GIVEN INSTRUCTION => Gather up all lines that carry the word "广东省农业科学院蔬菜研究所".

DATA TO USE =>
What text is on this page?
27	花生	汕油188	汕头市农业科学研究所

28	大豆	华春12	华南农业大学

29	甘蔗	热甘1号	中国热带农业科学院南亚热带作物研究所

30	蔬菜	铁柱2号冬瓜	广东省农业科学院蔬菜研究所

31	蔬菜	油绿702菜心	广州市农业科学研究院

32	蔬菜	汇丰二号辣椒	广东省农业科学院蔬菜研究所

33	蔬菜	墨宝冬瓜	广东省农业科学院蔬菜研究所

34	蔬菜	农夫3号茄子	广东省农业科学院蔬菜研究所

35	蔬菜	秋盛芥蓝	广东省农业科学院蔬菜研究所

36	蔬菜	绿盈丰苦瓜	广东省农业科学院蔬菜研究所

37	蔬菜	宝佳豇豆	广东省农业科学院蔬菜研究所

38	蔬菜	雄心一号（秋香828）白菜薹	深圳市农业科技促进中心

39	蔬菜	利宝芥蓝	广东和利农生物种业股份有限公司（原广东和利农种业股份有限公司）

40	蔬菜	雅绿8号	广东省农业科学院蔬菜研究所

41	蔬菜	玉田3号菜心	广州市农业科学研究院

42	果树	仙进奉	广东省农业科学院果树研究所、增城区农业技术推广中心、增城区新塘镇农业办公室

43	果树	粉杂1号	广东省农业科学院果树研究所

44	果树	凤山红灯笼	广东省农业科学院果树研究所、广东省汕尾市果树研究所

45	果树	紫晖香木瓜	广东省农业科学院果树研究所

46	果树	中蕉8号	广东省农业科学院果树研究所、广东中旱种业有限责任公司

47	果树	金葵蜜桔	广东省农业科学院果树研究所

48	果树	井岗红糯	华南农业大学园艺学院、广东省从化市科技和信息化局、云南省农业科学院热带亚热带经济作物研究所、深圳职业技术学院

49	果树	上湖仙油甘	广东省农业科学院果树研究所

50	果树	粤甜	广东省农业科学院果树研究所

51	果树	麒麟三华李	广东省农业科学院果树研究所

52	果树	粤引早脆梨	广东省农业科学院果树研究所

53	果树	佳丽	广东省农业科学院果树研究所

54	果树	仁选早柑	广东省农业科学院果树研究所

RESPONSE TO THE EXERCISE =>
30	蔬菜	铁柱2号冬瓜	广东省农业科学院蔬菜研究所
32	蔬菜	汇丰二号辣椒	广东省农业科学院蔬菜研究所
33	蔬菜	墨宝冬瓜	广东省农业科学院蔬菜研究所
34	蔬菜	农夫3号茄子	广东省农业科学院蔬菜研究所
35	蔬菜	秋盛芥蓝	广东省农业科学院蔬菜研究所
36	蔬菜	绿盈丰苦瓜	广东省农业科学院蔬菜研究所
37	蔬菜	宝佳豇豆	广东省农业科学院蔬菜研究所
40	蔬菜	雅绿8号	广东省农业科学院蔬菜研究所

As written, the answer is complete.